2013-12-04 Thread Russell Bryant
On 12/04/2013 11:16 AM, Nikola Đipanov wrote:
 Resurrecting this thread because of an interesting review that came up
 yesterday [1].
 
 It seems that our lack of a firm decision on what to do with the mocking
 framework has left people confused. In hope to help - I'll give my view
 of where things are now and what we should do going forward, and
 hopefully we'll reach some consensus on this.
 
 Here's the breakdown:
 
 We should abandon mox:
 * It has not had a release in over 3 years [2] and a patch upstream for 2
 * There are bugs that are impacting the project with it (see above)
 * It will not be ported to python 3
 
 Proposed path forward options:
 1) Port nova to mock now:
   * Literally unmanageable - huge review overhead and regression risk
 for not so much gain (maybe) [1]
 
 2) Opportunistically port nova (write new tests using mock, when fixing
 tests, move them to mock):
  * Will take a really long time to move to mock, and is not really a
 solution since we are stuck with mock for an undetermined period of time
 - it's what we are doing now (kind of).
 
 3) Same as 2) but move current codebase to mox3
  * Buys us py3k compat, and fresher code
  * Mox3 and mox have diverged and we would need to backport mox fixes
 onto the mox3 three and become de-facto active maintainers (as per Peter
 Feiner's last email - that may not be so easy).

^^^^^^^^^^^^^^^^

_INSTRUCTIONS:_
1. Answer these questions about the mailing-list post on mocking frameworks, one line each:
(a) How long has it been since mox had a release?
(b) Which proposed option is called "Literally unmanageable"?
(c) What two benefits does moving the current codebase to mox3 bring?
2. Summarize the mailing-list post on mocking frameworks in two sentences.
3. Write the next part of the mailing-list post on mocking frameworks, picking up after its final sentence.

_GIVEN MATERIAL:_

^^^^^^^^^^^^^^^^

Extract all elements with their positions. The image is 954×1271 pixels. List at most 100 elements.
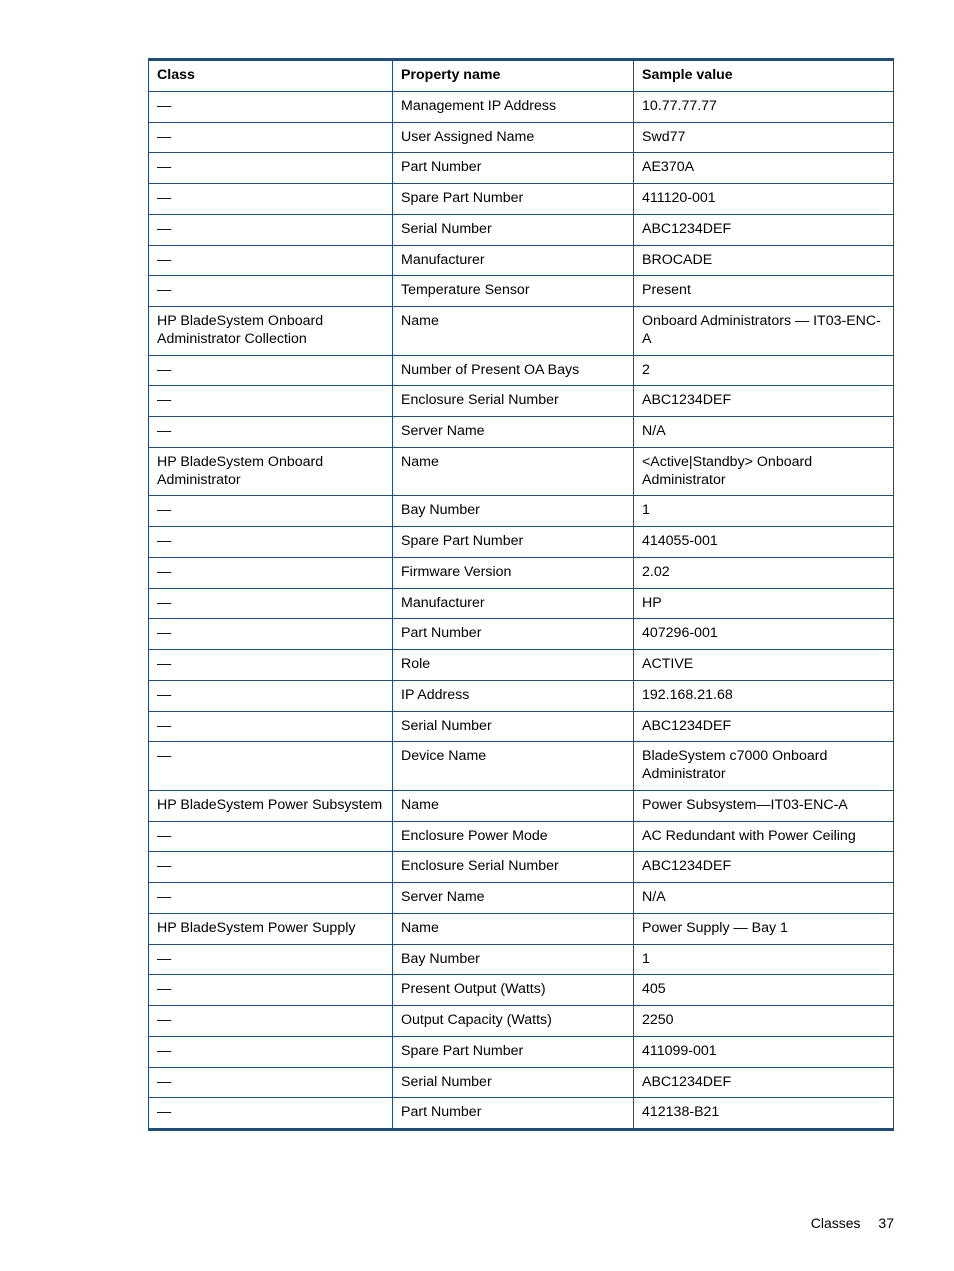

^^^^^^^^^^^^^^^^

_EXPECTED RESULTS:_
1.
(a) Over 3 years.
(b) Option 1, porting nova to mock now.
(c) Python 3 compatibility and fresher code.

2. Nikola Đipanov argues that mox should be abandoned because it has not had a release in over three years, has bugs affecting the project, and will not be ported to Python 3. The proposed paths are porting nova to mock now, which is called unmanageable; porting opportunistically, which would take a very long time; or doing the same while moving the current codebase to mox3, which brings Python 3 compatibility but would require backporting mox fixes and becoming its de facto maintainers.

3.
 I think we should follow path 3) if we can, but we need to:
 
 1) Figure out what is the deal with mox3 and decide if owning it will
 really be less trouble than porting nova. To be hones - I was unable to
 even find the code repo for it, only [3]. If anyone has more info -
 please weigh in. We'll also need volunteers
 
 2) Make better testing guidelines when using mock, and maybe add some
 testing helpers (like we do already have for mox) that will make porting
 existing tests easier. mreidem already put this on this weeks nova
 meeting agenda - so that might be a good place to discuss all the issues
 mentioned here as well.
 
 We should really take a stronger stance on this soon IMHO, as this comes
 up with literally every commit.

I think option 3 makes the most sense here (pending anyone saying we
should run away screaming from mox3 for some reason).  It's actually
what I had been assuming since this thread a while back.

This means that we don't need to *require* that tests get converted if
you're changing one.  It just gets you bonus imaginary internet points.

Requiring mock for new tests seems fine.  We can grant exceptions in
specific cases if necessary.  In general, we should be using mock for
new tests.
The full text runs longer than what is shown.